:: Source passage

U.S. Ambassador visits East Timor project sites to celebrate national holiday

Ambassador Stanton East Timor nursery webAmbassador Stanton East Timor nursery web[U.S. Ambassador to East Timor Karen Stanton visits a nursery for Robusta coffee, shade trees and moringa in Patoo.]Attending Proclamation of Independence Day events in East Timor last month, U.S. Ambassador Karen Stanton traveled to the eastern part of the island to both celebrate the holiday and visit U.S.-funded projects in the region.

Staying overnight at the Cooperativa Café Timor (CCT) Guest House in Patoo, Lautem District—which was built as part of longterm U.S. Department of Agriculture (USDA) investment in the region and sits on acres of land for fruit tree grafting and seedling research—Ambassador Stanton visited project sites for the USDA-funded East Timor Agribusiness Development Project, implemented by longtime partners NCBA CLUSA and CCT.

::::
:: Data for analysis

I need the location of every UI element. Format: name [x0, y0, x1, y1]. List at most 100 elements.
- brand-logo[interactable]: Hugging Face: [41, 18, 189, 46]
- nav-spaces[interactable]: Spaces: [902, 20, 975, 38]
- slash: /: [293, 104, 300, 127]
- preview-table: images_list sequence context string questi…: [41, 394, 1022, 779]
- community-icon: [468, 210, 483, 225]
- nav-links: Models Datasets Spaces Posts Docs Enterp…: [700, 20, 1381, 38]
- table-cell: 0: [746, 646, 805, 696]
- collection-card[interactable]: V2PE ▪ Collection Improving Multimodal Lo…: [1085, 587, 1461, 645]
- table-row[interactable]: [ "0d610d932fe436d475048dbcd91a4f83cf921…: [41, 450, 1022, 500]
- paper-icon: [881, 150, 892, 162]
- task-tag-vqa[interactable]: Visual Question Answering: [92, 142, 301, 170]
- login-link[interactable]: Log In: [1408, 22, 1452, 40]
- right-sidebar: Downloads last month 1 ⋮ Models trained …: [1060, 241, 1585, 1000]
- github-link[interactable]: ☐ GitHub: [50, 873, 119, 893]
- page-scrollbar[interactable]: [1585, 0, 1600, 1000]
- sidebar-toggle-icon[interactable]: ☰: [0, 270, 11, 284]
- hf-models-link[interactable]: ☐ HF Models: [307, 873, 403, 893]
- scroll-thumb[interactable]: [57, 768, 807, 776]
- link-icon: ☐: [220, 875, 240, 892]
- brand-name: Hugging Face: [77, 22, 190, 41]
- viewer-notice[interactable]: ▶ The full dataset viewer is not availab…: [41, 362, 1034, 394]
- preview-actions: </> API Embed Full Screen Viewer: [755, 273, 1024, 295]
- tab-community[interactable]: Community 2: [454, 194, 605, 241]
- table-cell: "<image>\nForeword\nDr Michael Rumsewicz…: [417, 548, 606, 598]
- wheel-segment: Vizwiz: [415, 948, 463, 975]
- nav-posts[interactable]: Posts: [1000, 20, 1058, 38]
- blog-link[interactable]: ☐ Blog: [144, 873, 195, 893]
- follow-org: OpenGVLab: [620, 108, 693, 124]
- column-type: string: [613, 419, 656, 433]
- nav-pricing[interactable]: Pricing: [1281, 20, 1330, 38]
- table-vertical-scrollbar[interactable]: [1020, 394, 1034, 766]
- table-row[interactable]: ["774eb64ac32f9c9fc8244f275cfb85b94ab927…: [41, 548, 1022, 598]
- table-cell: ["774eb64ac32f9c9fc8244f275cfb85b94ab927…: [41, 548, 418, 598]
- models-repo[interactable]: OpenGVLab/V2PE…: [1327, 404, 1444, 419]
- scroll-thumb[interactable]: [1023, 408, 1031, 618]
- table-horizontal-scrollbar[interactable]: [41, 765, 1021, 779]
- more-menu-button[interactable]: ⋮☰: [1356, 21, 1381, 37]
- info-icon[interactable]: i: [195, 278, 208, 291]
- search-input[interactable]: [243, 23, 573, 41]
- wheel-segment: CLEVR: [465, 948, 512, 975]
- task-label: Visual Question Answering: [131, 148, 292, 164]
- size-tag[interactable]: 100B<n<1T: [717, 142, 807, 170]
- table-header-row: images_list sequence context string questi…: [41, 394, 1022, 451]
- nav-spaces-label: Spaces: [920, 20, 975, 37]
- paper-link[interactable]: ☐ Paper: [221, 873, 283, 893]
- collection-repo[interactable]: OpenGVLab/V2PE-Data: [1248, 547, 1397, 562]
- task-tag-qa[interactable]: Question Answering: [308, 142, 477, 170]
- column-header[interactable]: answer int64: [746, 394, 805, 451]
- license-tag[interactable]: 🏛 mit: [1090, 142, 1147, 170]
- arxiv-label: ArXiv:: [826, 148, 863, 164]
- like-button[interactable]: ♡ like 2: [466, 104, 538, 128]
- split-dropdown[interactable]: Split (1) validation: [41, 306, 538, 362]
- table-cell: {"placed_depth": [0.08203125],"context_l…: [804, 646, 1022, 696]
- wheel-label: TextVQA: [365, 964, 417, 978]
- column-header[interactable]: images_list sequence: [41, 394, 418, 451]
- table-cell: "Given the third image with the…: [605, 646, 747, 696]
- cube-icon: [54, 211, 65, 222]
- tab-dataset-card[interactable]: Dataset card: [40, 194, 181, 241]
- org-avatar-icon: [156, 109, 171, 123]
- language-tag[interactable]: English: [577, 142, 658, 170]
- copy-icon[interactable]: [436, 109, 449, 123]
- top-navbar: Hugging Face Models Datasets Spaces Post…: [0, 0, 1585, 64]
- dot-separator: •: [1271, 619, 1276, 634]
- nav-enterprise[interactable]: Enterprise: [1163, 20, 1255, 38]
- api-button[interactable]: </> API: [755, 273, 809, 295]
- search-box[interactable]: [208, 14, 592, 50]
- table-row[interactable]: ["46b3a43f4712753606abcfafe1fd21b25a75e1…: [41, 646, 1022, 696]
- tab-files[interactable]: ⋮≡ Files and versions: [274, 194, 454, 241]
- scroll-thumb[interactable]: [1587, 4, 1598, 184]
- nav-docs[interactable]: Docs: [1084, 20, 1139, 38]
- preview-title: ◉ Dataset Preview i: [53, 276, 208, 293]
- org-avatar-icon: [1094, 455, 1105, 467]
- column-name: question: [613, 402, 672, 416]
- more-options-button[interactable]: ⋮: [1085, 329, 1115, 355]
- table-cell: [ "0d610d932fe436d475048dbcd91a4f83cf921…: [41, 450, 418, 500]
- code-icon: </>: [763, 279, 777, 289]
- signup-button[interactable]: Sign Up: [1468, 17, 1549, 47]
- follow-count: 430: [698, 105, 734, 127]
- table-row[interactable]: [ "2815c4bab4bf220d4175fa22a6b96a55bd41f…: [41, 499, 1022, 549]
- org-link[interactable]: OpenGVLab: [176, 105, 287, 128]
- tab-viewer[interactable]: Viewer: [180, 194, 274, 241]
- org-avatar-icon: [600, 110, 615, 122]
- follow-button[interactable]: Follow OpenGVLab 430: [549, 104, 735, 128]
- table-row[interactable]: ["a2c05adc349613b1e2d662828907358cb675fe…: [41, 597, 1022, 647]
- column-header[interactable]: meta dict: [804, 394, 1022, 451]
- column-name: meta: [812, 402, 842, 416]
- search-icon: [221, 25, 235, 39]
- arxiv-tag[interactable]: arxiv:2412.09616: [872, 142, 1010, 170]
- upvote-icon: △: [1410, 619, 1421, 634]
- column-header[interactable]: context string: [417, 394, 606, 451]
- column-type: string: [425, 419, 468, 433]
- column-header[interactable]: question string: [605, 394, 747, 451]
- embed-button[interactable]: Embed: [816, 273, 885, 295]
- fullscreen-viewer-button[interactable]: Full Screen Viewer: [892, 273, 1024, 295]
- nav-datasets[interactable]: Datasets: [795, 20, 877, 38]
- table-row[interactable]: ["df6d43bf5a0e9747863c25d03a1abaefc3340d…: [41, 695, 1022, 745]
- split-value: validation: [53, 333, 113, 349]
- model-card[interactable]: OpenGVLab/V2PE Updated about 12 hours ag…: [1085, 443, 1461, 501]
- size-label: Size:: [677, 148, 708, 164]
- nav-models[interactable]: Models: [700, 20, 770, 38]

::::

-- What you will do --
(a) From the passage on the ambassador's East Timor visit, set down the text exactly, beginning at the words "Ambassador Stanton East Timor nursery webAmbassador" and stopping after "in the region.".
(b) Turn the paragraph of the passage on the ambassador's East Timor visit that begins "Staying overnight at the Cooperativa Café Timor" into a short list that keeps its main facts.
(c) Extend the passage on the ambassador's East Timor visit by writing what follows its final sentence.

-- Responses in order --
(a)
Ambassador Stanton East Timor nursery webAmbassador Stanton East Timor nursery web[U.S. Ambassador to East Timor Karen Stanton visits a nursery for Robusta coffee, shade trees and moringa in Patoo.]Attending Proclamation of Independence Day events in East Timor last month, U.S. Ambassador Karen Stanton traveled to the eastern part of the island to both celebrate the holiday and visit U.S.-funded projects in the region.

(b)
- Ambassador Stanton stayed overnight at the Cooperativa Café Timor (CCT) Guest House in Patoo, Lautem District.
- The guest house was built as part of long-term USDA investment in the region.
- It sits on acres of land used for fruit tree grafting and seedling research.
- She visited project sites of the USDA-funded East Timor Agribusiness Development Project.
- That project is implemented by longtime partners NCBA CLUSA and CCT.

(c)
“The U.S. is very proud of our longterm investments in these projects, and we have looked at it as a kind of model for successful development,” Ambassador Stanton said in an interview earlier this year with the Visionaries Public Television Series, which highlights U.S. development partnerships in East Timor in "In the Spirit of Cooperation," 

During her November visit, Ambassador Stanton visited multiple sites, highlighting various parts of the projects including seedling production and farmer support.

While touring the seedling nurseries at Patoo, Stanton was able to see where many of the plant cuttings and seedlings provided to farmers by the project are produced. These nurseries house seedlings for Robusta coffee, cocoa, cassava, shade trees, vanilla, close, pepper and moringa. Many of these crops are new to the eastern part of the island and were specifically selected for its climate.

The diversification of crops in the region opens up new income opportunities for farmers, and expands the benefits of co-op membership to farmers previously outside of the Arabica coffee regions. Prior to these crop introductions, farm income was not common in the area.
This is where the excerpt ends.